(Saved entries)

•••

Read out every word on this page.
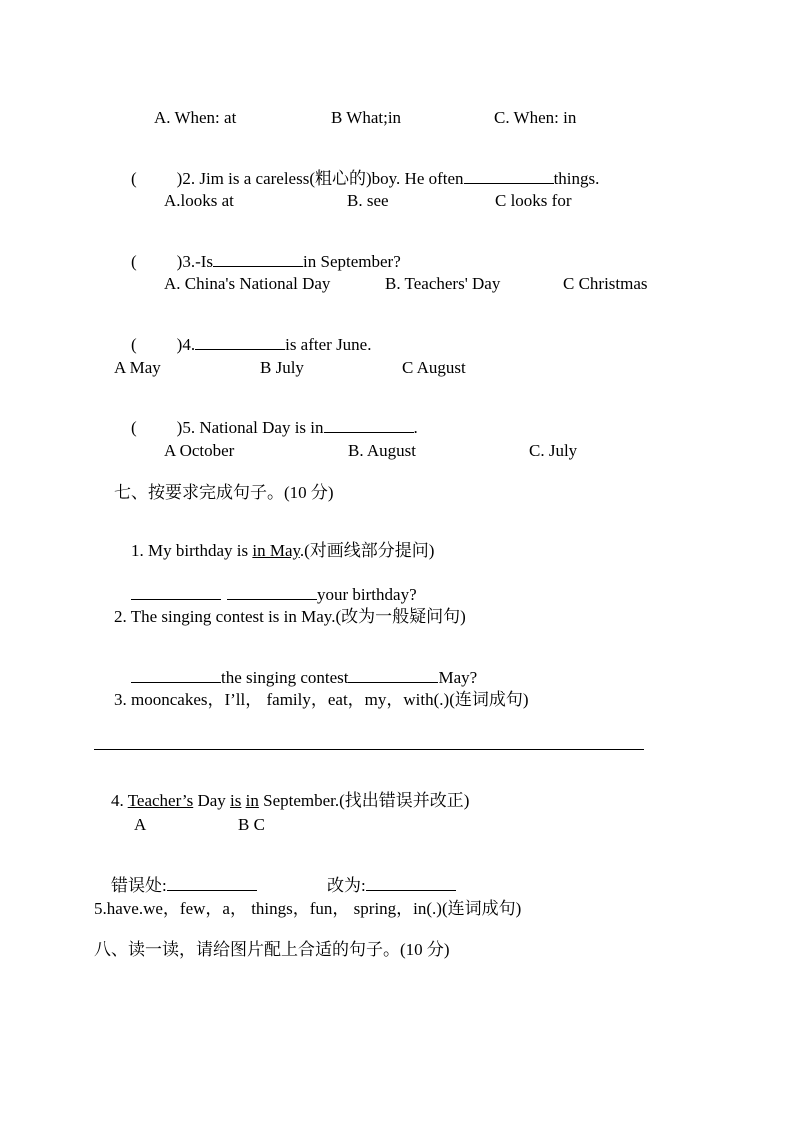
A. When: at	B What;in	C. When: in

( )2. Jim is a careless(粗心的)boy. He often	things.

A.looks at	B. see	C looks for

( )3.-Is	in September?

A. China's National Day	B. Teachers' Day	C Christmas

( )4.	is after June.

A May	B July	C August

( )5. National Day is in	.

A October	B. August	C. July
七、按要求完成句子。(10 分)

1. My birthday is in May.(对画线部分提问)

your birthday?

2. The singing contest is in May.(改为一般疑问句)

the singing contest	May?

3. mooncakes，I’ll， family，eat，my，with(.)(连词成句)

4. Teacher’s Day is in September.(找出错误并改正)

A	B C

错误处:
	改为:

5.have.we，few，a， things，fun， spring，in(.)(连词成句)
八、读一读，请给图片配上合适的句子。(10 分)
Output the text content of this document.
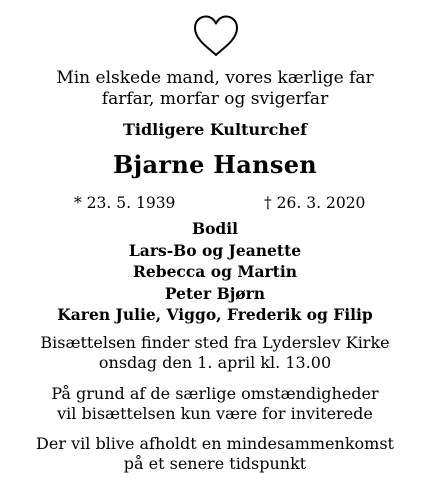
Min elskede mand, vores kærlige far
farfar, morfar og svigerfar
Tidligere Kulturchef
Bjarne Hansen
* 23. 5. 1939	† 26. 3. 2020
Bodil
Lars-Bo og Jeanette
Rebecca og Martin
Peter Bjørn
Karen Julie, Viggo, Frederik og Filip
Bisættelsen finder sted fra Lyderslev Kirke
onsdag den 1. april kl. 13.00
På grund af de særlige omstændigheder
vil bisættelsen kun være for inviterede
Der vil blive afholdt en mindesammenkomst
på et senere tidspunkt
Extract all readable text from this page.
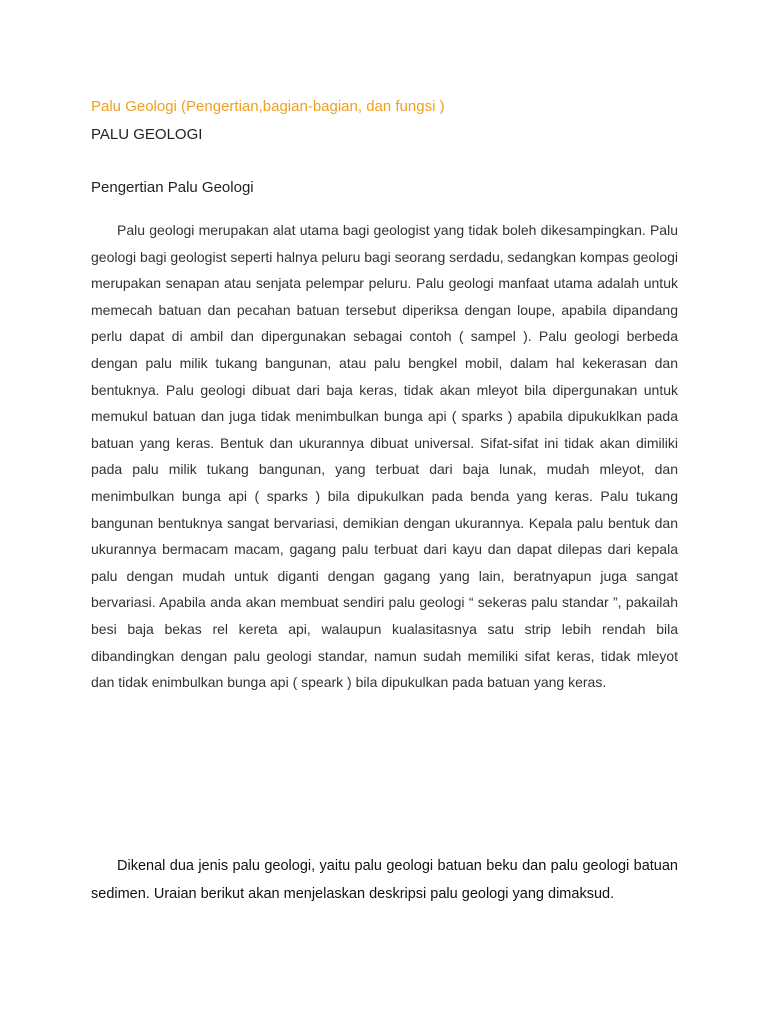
Palu Geologi (Pengertian,bagian-bagian, dan fungsi )
PALU GEOLOGI
Pengertian Palu Geologi

Palu geologi merupakan alat utama bagi geologist yang tidak boleh dikesampingkan. Palu geologi bagi geologist seperti halnya peluru bagi seorang serdadu, sedangkan kompas geologi merupakan senapan atau senjata pelempar peluru. Palu geologi manfaat utama adalah untuk memecah batuan dan pecahan batuan tersebut diperiksa dengan loupe, apabila dipandang perlu dapat di ambil dan dipergunakan sebagai contoh ( sampel ). Palu geologi berbeda dengan palu milik tukang bangunan, atau palu bengkel mobil, dalam hal kekerasan dan bentuknya. Palu geologi dibuat dari baja keras, tidak akan mleyot bila dipergunakan untuk memukul batuan dan juga tidak menimbulkan bunga api ( sparks ) apabila dipukuklkan pada batuan yang keras. Bentuk dan ukurannya dibuat universal. Sifat-sifat ini tidak akan dimiliki pada palu milik tukang bangunan, yang terbuat dari baja lunak, mudah mleyot, dan menimbulkan bunga api ( sparks ) bila dipukulkan pada benda yang keras. Palu tukang bangunan bentuknya sangat bervariasi, demikian dengan ukurannya. Kepala palu bentuk dan ukurannya bermacam macam, gagang palu terbuat dari kayu dan dapat dilepas dari kepala palu dengan mudah untuk diganti dengan gagang yang lain, beratnyapun juga sangat bervariasi. Apabila anda akan membuat sendiri palu geologi “ sekeras palu standar ”, pakailah besi baja bekas rel kereta api, walaupun kualasitasnya satu strip lebih rendah bila dibandingkan dengan palu geologi standar, namun sudah memiliki sifat keras, tidak mleyot dan tidak enimbulkan bunga api ( speark ) bila dipukulkan pada batuan yang keras.

Dikenal dua jenis palu geologi, yaitu palu geologi batuan beku dan palu geologi batuan sedimen. Uraian berikut akan menjelaskan deskripsi palu geologi yang dimaksud.
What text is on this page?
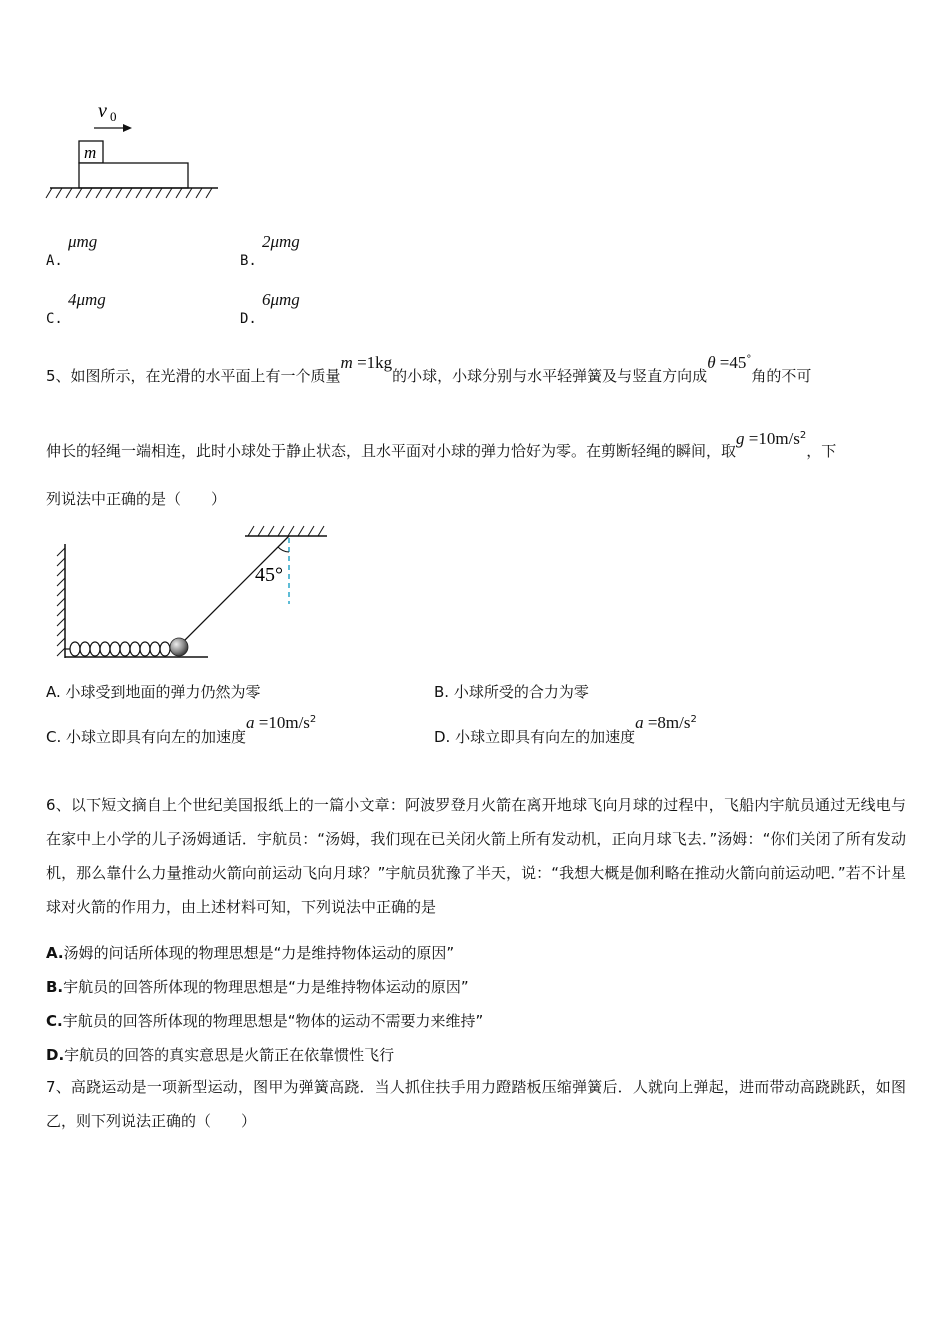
v 0
m
A. μmg
B. 2μmg
C. 4μmg
D. 6μmg
5、如图所示，在光滑的水平面上有一个质量m =1kg的小球，小球分别与水平轻弹簧及与竖直方向成θ =45°角的不可
伸长的轻绳一端相连，此时小球处于静止状态，且水平面对小球的弹力恰好为零。在剪断轻绳的瞬间，取$g =10m/s^2$，下
列说法中正确的是（　　）
45°
A. 小球受到地面的弹力仍然为零	B. 小球所受的合力为零
C. 小球立即具有向左的加速度$a =10m/s^2$
D. 小球立即具有向左的加速度$a =8m/s^2$
6、以下短文摘自上个世纪美国报纸上的一篇小文章：阿波罗登月火箭在离开地球飞向月球的过程中，飞船内宇航员通过无线电与在家中上小学的儿子汤姆通话．宇航员：“汤姆，我们现在已关闭火箭上所有发动机，正向月球飞去．”汤姆：“你们关闭了所有发动机，那么靠什么力量推动火箭向前运动飞向月球？”宇航员犹豫了半天，说：“我想大概是伽利略在推动火箭向前运动吧．”若不计星球对火箭的作用力，由上述材料可知，下列说法中正确的是
A.汤姆的问话所体现的物理思想是“力是维持物体运动的原因”
B.宇航员的回答所体现的物理思想是“力是维持物体运动的原因”
C.宇航员的回答所体现的物理思想是“物体的运动不需要力来维持”
D.宇航员的回答的真实意思是火箭正在依靠惯性飞行
7、高跷运动是一项新型运动，图甲为弹簧高跷．当人抓住扶手用力蹬踏板压缩弹簧后．人就向上弹起，进而带动高跷跳跃，如图乙，则下列说法正确的（　　）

•••

**Exercise task**: Without including the pictures, reproduce all entries exactly.

**Solution for this exercise**:
Read out every word on this page.
A. When: at	B What;in	C. When: in

( )2. Jim is a careless(粗心的)boy. He often	things.

A.looks at	B. see	C looks for

( )3.-Is	in September?

A. China's National Day	B. Teachers' Day	C Christmas

( )4.	is after June.

A May	B July	C August

( )5. National Day is in	.

A October	B. August	C. July
七、按要求完成句子。(10 分)

1. My birthday is in May.(对画线部分提问)

your birthday?

2. The singing contest is in May.(改为一般疑问句)

the singing contest	May?

3. mooncakes，I’ll， family，eat，my，with(.)(连词成句)

4. Teacher’s Day is in September.(找出错误并改正)

A	B C

错误处:
	改为:

5.have.we，few，a， things，fun， spring，in(.)(连词成句)
八、读一读，请给图片配上合适的句子。(10 分)
Output the text content of this document.
Min elskede mand, vores kærlige far
farfar, morfar og svigerfar
Tidligere Kulturchef
Bjarne Hansen
* 23. 5. 1939	† 26. 3. 2020
Bodil
Lars-Bo og Jeanette
Rebecca og Martin
Peter Bjørn
Karen Julie, Viggo, Frederik og Filip
Bisættelsen finder sted fra Lyderslev Kirke
onsdag den 1. april kl. 13.00
På grund af de særlige omstændigheder
vil bisættelsen kun være for inviterede
Der vil blive afholdt en mindesammenkomst
på et senere tidspunkt
Extract all readable text from this page.
Palu Geologi (Pengertian,bagian-bagian, dan fungsi )
PALU GEOLOGI
Pengertian Palu Geologi

Palu geologi merupakan alat utama bagi geologist yang tidak boleh dikesampingkan. Palu geologi bagi geologist seperti halnya peluru bagi seorang serdadu, sedangkan kompas geologi merupakan senapan atau senjata pelempar peluru. Palu geologi manfaat utama adalah untuk memecah batuan dan pecahan batuan tersebut diperiksa dengan loupe, apabila dipandang perlu dapat di ambil dan dipergunakan sebagai contoh ( sampel ). Palu geologi berbeda dengan palu milik tukang bangunan, atau palu bengkel mobil, dalam hal kekerasan dan bentuknya. Palu geologi dibuat dari baja keras, tidak akan mleyot bila dipergunakan untuk memukul batuan dan juga tidak menimbulkan bunga api ( sparks ) apabila dipukuklkan pada batuan yang keras. Bentuk dan ukurannya dibuat universal. Sifat-sifat ini tidak akan dimiliki pada palu milik tukang bangunan, yang terbuat dari baja lunak, mudah mleyot, dan menimbulkan bunga api ( sparks ) bila dipukulkan pada benda yang keras. Palu tukang bangunan bentuknya sangat bervariasi, demikian dengan ukurannya. Kepala palu bentuk dan ukurannya bermacam macam, gagang palu terbuat dari kayu dan dapat dilepas dari kepala palu dengan mudah untuk diganti dengan gagang yang lain, beratnyapun juga sangat bervariasi. Apabila anda akan membuat sendiri palu geologi “ sekeras palu standar ”, pakailah besi baja bekas rel kereta api, walaupun kualasitasnya satu strip lebih rendah bila dibandingkan dengan palu geologi standar, namun sudah memiliki sifat keras, tidak mleyot dan tidak enimbulkan bunga api ( speark ) bila dipukulkan pada batuan yang keras.

Dikenal dua jenis palu geologi, yaitu palu geologi batuan beku dan palu geologi batuan sedimen. Uraian berikut akan menjelaskan deskripsi palu geologi yang dimaksud.
What text is on this page?
v 0
m
A. μmg
B. 2μmg
C. 4μmg
D. 6μmg
5、如图所示，在光滑的水平面上有一个质量m =1kg的小球，小球分别与水平轻弹簧及与竖直方向成θ =45°角的不可
伸长的轻绳一端相连，此时小球处于静止状态，且水平面对小球的弹力恰好为零。在剪断轻绳的瞬间，取$g =10m/s^2$，下
列说法中正确的是（　　）
45°
A. 小球受到地面的弹力仍然为零	B. 小球所受的合力为零
C. 小球立即具有向左的加速度$a =10m/s^2$
D. 小球立即具有向左的加速度$a =8m/s^2$
6、以下短文摘自上个世纪美国报纸上的一篇小文章：阿波罗登月火箭在离开地球飞向月球的过程中，飞船内宇航员通过无线电与在家中上小学的儿子汤姆通话．宇航员：“汤姆，我们现在已关闭火箭上所有发动机，正向月球飞去．”汤姆：“你们关闭了所有发动机，那么靠什么力量推动火箭向前运动飞向月球？”宇航员犹豫了半天，说：“我想大概是伽利略在推动火箭向前运动吧．”若不计星球对火箭的作用力，由上述材料可知，下列说法中正确的是
A.汤姆的问话所体现的物理思想是“力是维持物体运动的原因”
B.宇航员的回答所体现的物理思想是“力是维持物体运动的原因”
C.宇航员的回答所体现的物理思想是“物体的运动不需要力来维持”
D.宇航员的回答的真实意思是火箭正在依靠惯性飞行
7、高跷运动是一项新型运动，图甲为弹簧高跷．当人抓住扶手用力蹬踏板压缩弹簧后．人就向上弹起，进而带动高跷跳跃，如图乙，则下列说法正确的（　　）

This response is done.